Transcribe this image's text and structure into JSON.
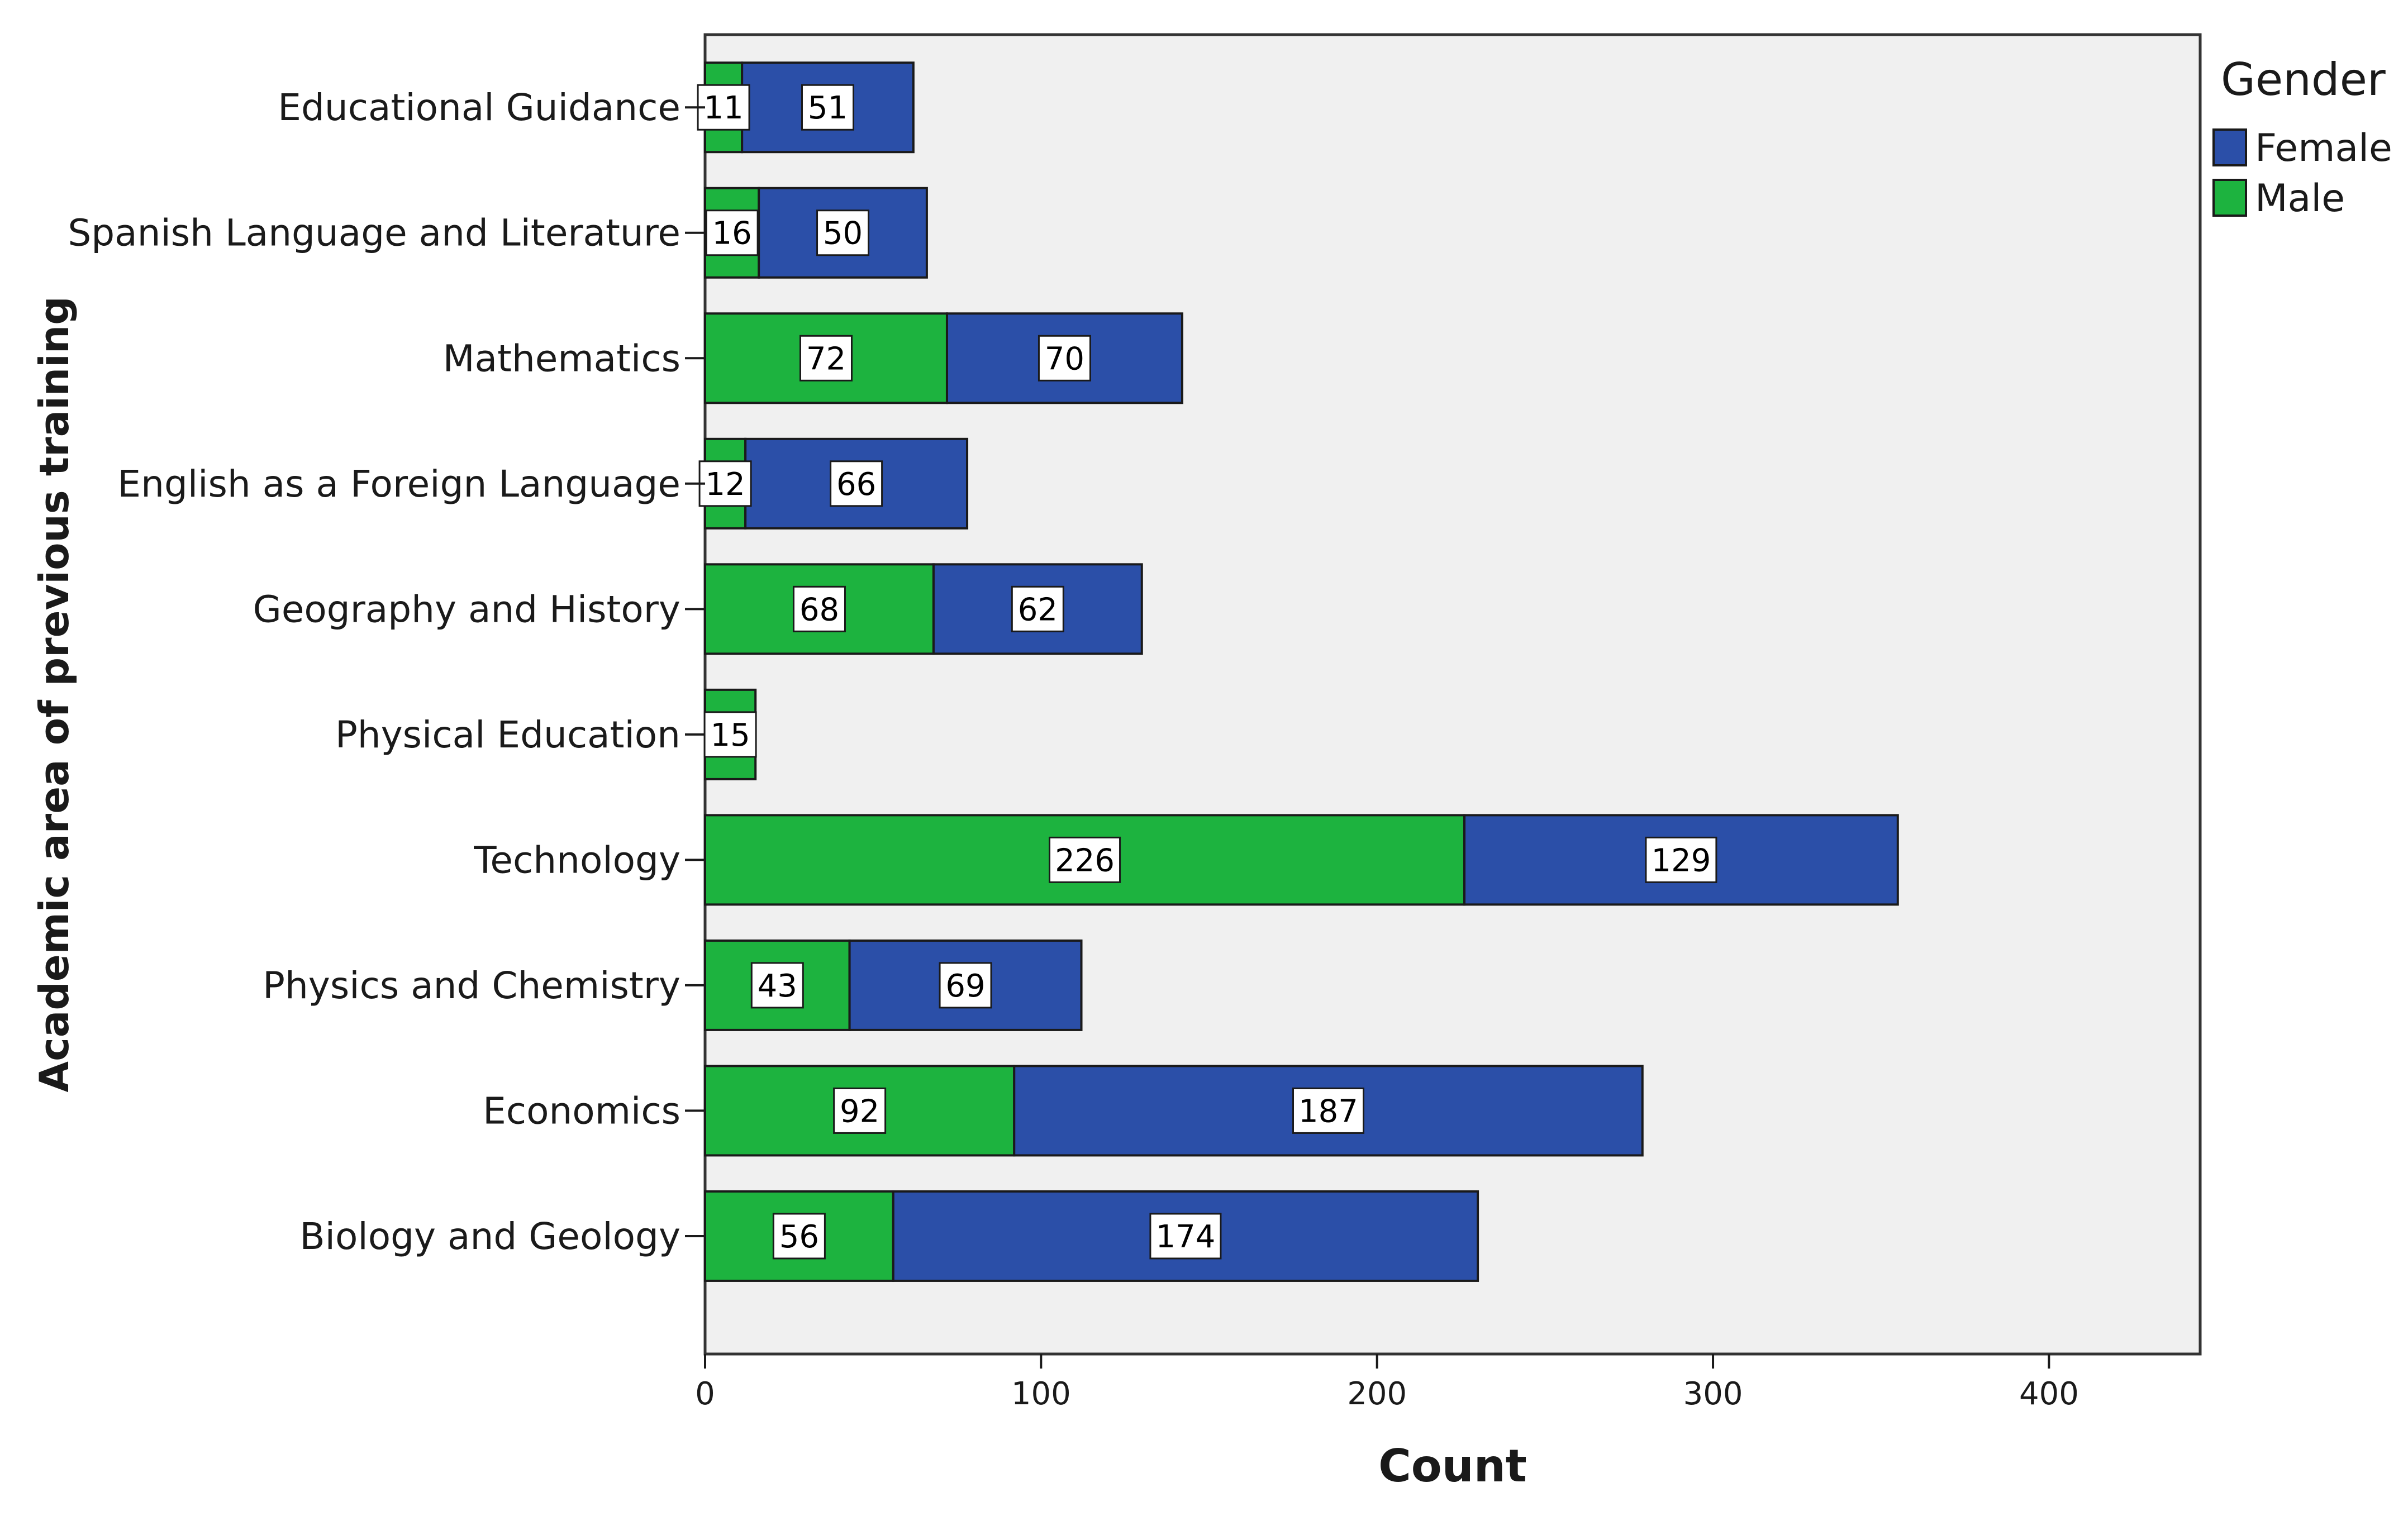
{
  "chart_data": {
    "type": "bar",
    "orientation": "horizontal",
    "stacked": true,
    "title": "",
    "xlabel": "Count",
    "ylabel": "Academic area of previous training",
    "xlim": [
      0,
      445
    ],
    "xticks": [
      0,
      100,
      200,
      300,
      400
    ],
    "grid": false,
    "legend_title": "Gender",
    "legend_position": "top-right",
    "categories": [
      "Educational Guidance",
      "Spanish Language and Literature",
      "Mathematics",
      "English as a Foreign Language",
      "Geography and History",
      "Physical Education",
      "Technology",
      "Physics and Chemistry",
      "Economics",
      "Biology and Geology"
    ],
    "series": [
      {
        "name": "Female",
        "color": "#2b4fa8",
        "values": [
          51,
          50,
          70,
          66,
          62,
          0,
          129,
          69,
          187,
          174
        ]
      },
      {
        "name": "Male",
        "color": "#1db33f",
        "values": [
          11,
          16,
          72,
          12,
          68,
          15,
          226,
          43,
          92,
          56
        ]
      }
    ],
    "stack_order": [
      "Male",
      "Female"
    ],
    "plot_background": "#f0f0f0"
  }
}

_ _ _ _ _ _ _

**Brief**
Would you return the data exactly as written, without the pictures?

**Result**
Transcribe this image's text and structure into JSON.
{
  "chart_data": {
    "type": "bar",
    "orientation": "horizontal",
    "stacked": true,
    "title": "",
    "xlabel": "Count",
    "ylabel": "Academic area of previous training",
    "xlim": [
      0,
      445
    ],
    "xticks": [
      0,
      100,
      200,
      300,
      400
    ],
    "grid": false,
    "legend_title": "Gender",
    "legend_position": "top-right",
    "categories": [
      "Educational Guidance",
      "Spanish Language and Literature",
      "Mathematics",
      "English as a Foreign Language",
      "Geography and History",
      "Physical Education",
      "Technology",
      "Physics and Chemistry",
      "Economics",
      "Biology and Geology"
    ],
    "series": [
      {
        "name": "Female",
        "color": "#2b4fa8",
        "values": [
          51,
          50,
          70,
          66,
          62,
          0,
          129,
          69,
          187,
          174
        ]
      },
      {
        "name": "Male",
        "color": "#1db33f",
        "values": [
          11,
          16,
          72,
          12,
          68,
          15,
          226,
          43,
          92,
          56
        ]
      }
    ],
    "stack_order": [
      "Male",
      "Female"
    ],
    "plot_background": "#f0f0f0"
  }
}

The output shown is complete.